Record excerpts:

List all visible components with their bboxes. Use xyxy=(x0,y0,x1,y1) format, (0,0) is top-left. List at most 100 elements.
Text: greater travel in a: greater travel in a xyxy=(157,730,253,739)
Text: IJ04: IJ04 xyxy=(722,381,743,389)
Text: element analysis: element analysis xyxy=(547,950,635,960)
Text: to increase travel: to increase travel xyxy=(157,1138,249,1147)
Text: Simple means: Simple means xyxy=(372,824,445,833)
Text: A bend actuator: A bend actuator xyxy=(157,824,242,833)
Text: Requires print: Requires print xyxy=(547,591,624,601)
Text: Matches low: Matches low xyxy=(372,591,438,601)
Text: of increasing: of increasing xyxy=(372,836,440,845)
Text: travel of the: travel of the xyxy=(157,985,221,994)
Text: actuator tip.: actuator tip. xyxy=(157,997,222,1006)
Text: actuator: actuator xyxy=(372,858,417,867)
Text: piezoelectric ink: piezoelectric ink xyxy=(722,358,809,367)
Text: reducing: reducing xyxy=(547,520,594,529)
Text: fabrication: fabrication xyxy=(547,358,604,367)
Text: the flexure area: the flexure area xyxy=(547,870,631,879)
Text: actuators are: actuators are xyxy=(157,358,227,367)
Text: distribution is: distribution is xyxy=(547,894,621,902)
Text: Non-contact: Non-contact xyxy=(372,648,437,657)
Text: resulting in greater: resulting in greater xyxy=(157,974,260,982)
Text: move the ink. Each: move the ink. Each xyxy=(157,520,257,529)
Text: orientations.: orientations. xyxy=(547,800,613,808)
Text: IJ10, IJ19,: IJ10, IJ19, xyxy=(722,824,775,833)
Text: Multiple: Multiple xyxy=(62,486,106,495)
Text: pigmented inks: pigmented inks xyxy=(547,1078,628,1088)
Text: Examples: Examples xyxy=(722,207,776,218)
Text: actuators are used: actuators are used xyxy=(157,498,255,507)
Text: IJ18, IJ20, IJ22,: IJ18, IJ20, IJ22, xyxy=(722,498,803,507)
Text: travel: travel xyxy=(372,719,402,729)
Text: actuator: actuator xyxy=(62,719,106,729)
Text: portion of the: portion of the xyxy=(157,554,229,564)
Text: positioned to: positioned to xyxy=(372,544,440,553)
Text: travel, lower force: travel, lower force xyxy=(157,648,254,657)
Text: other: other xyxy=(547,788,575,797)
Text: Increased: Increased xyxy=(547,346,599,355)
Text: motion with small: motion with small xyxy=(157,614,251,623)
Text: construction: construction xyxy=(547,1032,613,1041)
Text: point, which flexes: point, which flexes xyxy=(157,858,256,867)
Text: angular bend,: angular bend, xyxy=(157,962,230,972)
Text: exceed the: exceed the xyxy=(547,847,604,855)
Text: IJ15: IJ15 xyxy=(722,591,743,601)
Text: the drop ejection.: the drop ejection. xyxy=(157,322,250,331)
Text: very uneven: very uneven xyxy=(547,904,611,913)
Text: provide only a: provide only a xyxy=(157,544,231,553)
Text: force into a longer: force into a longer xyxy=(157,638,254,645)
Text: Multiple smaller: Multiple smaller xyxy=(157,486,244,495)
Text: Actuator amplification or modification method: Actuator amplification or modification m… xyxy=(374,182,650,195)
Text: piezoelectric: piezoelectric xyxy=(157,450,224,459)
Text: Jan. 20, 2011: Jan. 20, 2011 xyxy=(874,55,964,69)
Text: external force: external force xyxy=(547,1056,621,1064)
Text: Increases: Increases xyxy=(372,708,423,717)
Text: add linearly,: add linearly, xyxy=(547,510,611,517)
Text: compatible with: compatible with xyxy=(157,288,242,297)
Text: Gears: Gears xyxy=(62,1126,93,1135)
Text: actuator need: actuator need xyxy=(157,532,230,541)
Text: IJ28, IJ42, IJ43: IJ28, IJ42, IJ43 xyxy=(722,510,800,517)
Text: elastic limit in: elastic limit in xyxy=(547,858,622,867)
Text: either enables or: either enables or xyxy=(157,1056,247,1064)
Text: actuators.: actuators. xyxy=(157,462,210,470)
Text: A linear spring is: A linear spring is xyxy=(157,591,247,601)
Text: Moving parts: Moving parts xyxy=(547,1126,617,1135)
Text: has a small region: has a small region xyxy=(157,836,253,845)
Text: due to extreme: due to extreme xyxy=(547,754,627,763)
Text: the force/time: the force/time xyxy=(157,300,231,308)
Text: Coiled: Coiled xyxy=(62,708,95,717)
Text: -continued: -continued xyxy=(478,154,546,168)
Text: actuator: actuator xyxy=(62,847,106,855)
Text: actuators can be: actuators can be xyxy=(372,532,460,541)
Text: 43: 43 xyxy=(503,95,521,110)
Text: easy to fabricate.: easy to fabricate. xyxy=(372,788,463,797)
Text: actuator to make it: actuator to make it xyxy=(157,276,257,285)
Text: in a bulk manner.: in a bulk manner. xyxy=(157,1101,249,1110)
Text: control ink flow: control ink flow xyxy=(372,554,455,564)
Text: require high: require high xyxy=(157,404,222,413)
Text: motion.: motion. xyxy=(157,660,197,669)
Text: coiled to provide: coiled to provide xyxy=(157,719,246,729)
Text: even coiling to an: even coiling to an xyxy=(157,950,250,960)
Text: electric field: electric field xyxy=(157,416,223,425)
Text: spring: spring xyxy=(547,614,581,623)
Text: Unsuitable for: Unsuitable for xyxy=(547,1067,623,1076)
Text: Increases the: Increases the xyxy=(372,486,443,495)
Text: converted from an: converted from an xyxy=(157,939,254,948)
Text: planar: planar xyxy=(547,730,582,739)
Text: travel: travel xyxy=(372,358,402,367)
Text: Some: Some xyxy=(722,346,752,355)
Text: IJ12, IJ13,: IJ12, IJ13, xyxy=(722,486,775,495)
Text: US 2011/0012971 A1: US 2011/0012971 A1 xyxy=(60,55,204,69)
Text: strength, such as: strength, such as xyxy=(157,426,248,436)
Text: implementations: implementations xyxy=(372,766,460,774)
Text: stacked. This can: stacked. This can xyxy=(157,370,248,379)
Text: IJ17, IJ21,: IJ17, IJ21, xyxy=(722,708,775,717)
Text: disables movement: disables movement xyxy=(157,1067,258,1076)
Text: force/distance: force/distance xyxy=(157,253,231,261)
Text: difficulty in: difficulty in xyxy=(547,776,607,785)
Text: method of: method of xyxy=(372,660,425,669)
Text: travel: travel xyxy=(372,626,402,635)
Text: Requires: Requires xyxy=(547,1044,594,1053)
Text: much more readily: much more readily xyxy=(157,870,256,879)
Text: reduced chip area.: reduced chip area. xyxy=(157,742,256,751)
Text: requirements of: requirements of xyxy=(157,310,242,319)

Set problem: Reproduce each line of the records above word for word, in the same order.

Output below:
List all visible components with their bboxes. Use xyxy=(x0,y0,x1,y1) format, (0,0) is top-left. List at most 100 elements.
Text: greater travel in a: greater travel in a xyxy=(157,730,253,739)
Text: IJ04: IJ04 xyxy=(722,381,743,389)
Text: element analysis: element analysis xyxy=(547,950,635,960)
Text: to increase travel: to increase travel xyxy=(157,1138,249,1147)
Text: Simple means: Simple means xyxy=(372,824,445,833)
Text: A bend actuator: A bend actuator xyxy=(157,824,242,833)
Text: Requires print: Requires print xyxy=(547,591,624,601)
Text: Matches low: Matches low xyxy=(372,591,438,601)
Text: of increasing: of increasing xyxy=(372,836,440,845)
Text: travel of the: travel of the xyxy=(157,985,221,994)
Text: actuator tip.: actuator tip. xyxy=(157,997,222,1006)
Text: actuator: actuator xyxy=(372,858,417,867)
Text: piezoelectric ink: piezoelectric ink xyxy=(722,358,809,367)
Text: reducing: reducing xyxy=(547,520,594,529)
Text: fabrication: fabrication xyxy=(547,358,604,367)
Text: the flexure area: the flexure area xyxy=(547,870,631,879)
Text: actuators are: actuators are xyxy=(157,358,227,367)
Text: distribution is: distribution is xyxy=(547,894,621,902)
Text: Non-contact: Non-contact xyxy=(372,648,437,657)
Text: resulting in greater: resulting in greater xyxy=(157,974,260,982)
Text: move the ink. Each: move the ink. Each xyxy=(157,520,257,529)
Text: orientations.: orientations. xyxy=(547,800,613,808)
Text: IJ10, IJ19,: IJ10, IJ19, xyxy=(722,824,775,833)
Text: Multiple: Multiple xyxy=(62,486,106,495)
Text: pigmented inks: pigmented inks xyxy=(547,1078,628,1088)
Text: Examples: Examples xyxy=(722,207,776,218)
Text: actuators are used: actuators are used xyxy=(157,498,255,507)
Text: IJ18, IJ20, IJ22,: IJ18, IJ20, IJ22, xyxy=(722,498,803,507)
Text: travel: travel xyxy=(372,719,402,729)
Text: actuator: actuator xyxy=(62,719,106,729)
Text: portion of the: portion of the xyxy=(157,554,229,564)
Text: positioned to: positioned to xyxy=(372,544,440,553)
Text: travel, lower force: travel, lower force xyxy=(157,648,254,657)
Text: other: other xyxy=(547,788,575,797)
Text: Increased: Increased xyxy=(547,346,599,355)
Text: motion with small: motion with small xyxy=(157,614,251,623)
Text: construction: construction xyxy=(547,1032,613,1041)
Text: point, which flexes: point, which flexes xyxy=(157,858,256,867)
Text: angular bend,: angular bend, xyxy=(157,962,230,972)
Text: exceed the: exceed the xyxy=(547,847,604,855)
Text: IJ15: IJ15 xyxy=(722,591,743,601)
Text: the drop ejection.: the drop ejection. xyxy=(157,322,250,331)
Text: very uneven: very uneven xyxy=(547,904,611,913)
Text: provide only a: provide only a xyxy=(157,544,231,553)
Text: force into a longer: force into a longer xyxy=(157,638,254,645)
Text: Multiple smaller: Multiple smaller xyxy=(157,486,244,495)
Text: Actuator amplification or modification method: Actuator amplification or modification m… xyxy=(374,182,650,195)
Text: piezoelectric: piezoelectric xyxy=(157,450,224,459)
Text: Jan. 20, 2011: Jan. 20, 2011 xyxy=(874,55,964,69)
Text: external force: external force xyxy=(547,1056,621,1064)
Text: Increases: Increases xyxy=(372,708,423,717)
Text: add linearly,: add linearly, xyxy=(547,510,611,517)
Text: compatible with: compatible with xyxy=(157,288,242,297)
Text: Gears: Gears xyxy=(62,1126,93,1135)
Text: actuator need: actuator need xyxy=(157,532,230,541)
Text: IJ28, IJ42, IJ43: IJ28, IJ42, IJ43 xyxy=(722,510,800,517)
Text: elastic limit in: elastic limit in xyxy=(547,858,622,867)
Text: either enables or: either enables or xyxy=(157,1056,247,1064)
Text: actuators.: actuators. xyxy=(157,462,210,470)
Text: A linear spring is: A linear spring is xyxy=(157,591,247,601)
Text: Moving parts: Moving parts xyxy=(547,1126,617,1135)
Text: has a small region: has a small region xyxy=(157,836,253,845)
Text: due to extreme: due to extreme xyxy=(547,754,627,763)
Text: the force/time: the force/time xyxy=(157,300,231,308)
Text: Coiled: Coiled xyxy=(62,708,95,717)
Text: -continued: -continued xyxy=(478,154,546,168)
Text: actuator: actuator xyxy=(62,847,106,855)
Text: actuators can be: actuators can be xyxy=(372,532,460,541)
Text: 43: 43 xyxy=(503,95,521,110)
Text: easy to fabricate.: easy to fabricate. xyxy=(372,788,463,797)
Text: actuator to make it: actuator to make it xyxy=(157,276,257,285)
Text: in a bulk manner.: in a bulk manner. xyxy=(157,1101,249,1110)
Text: control ink flow: control ink flow xyxy=(372,554,455,564)
Text: require high: require high xyxy=(157,404,222,413)
Text: motion.: motion. xyxy=(157,660,197,669)
Text: coiled to provide: coiled to provide xyxy=(157,719,246,729)
Text: even coiling to an: even coiling to an xyxy=(157,950,250,960)
Text: electric field: electric field xyxy=(157,416,223,425)
Text: spring: spring xyxy=(547,614,581,623)
Text: Unsuitable for: Unsuitable for xyxy=(547,1067,623,1076)
Text: Increases the: Increases the xyxy=(372,486,443,495)
Text: converted from an: converted from an xyxy=(157,939,254,948)
Text: planar: planar xyxy=(547,730,582,739)
Text: travel: travel xyxy=(372,358,402,367)
Text: Some: Some xyxy=(722,346,752,355)
Text: IJ12, IJ13,: IJ12, IJ13, xyxy=(722,486,775,495)
Text: US 2011/0012971 A1: US 2011/0012971 A1 xyxy=(60,55,204,69)
Text: strength, such as: strength, such as xyxy=(157,426,248,436)
Text: implementations: implementations xyxy=(372,766,460,774)
Text: stacked. This can: stacked. This can xyxy=(157,370,248,379)
Text: IJ17, IJ21,: IJ17, IJ21, xyxy=(722,708,775,717)
Text: disables movement: disables movement xyxy=(157,1067,258,1076)
Text: force/distance: force/distance xyxy=(157,253,231,261)
Text: difficulty in: difficulty in xyxy=(547,776,607,785)
Text: method of: method of xyxy=(372,660,425,669)
Text: travel: travel xyxy=(372,626,402,635)
Text: Requires: Requires xyxy=(547,1044,594,1053)
Text: much more readily: much more readily xyxy=(157,870,256,879)
Text: reduced chip area.: reduced chip area. xyxy=(157,742,256,751)
Text: requirements of: requirements of xyxy=(157,310,242,319)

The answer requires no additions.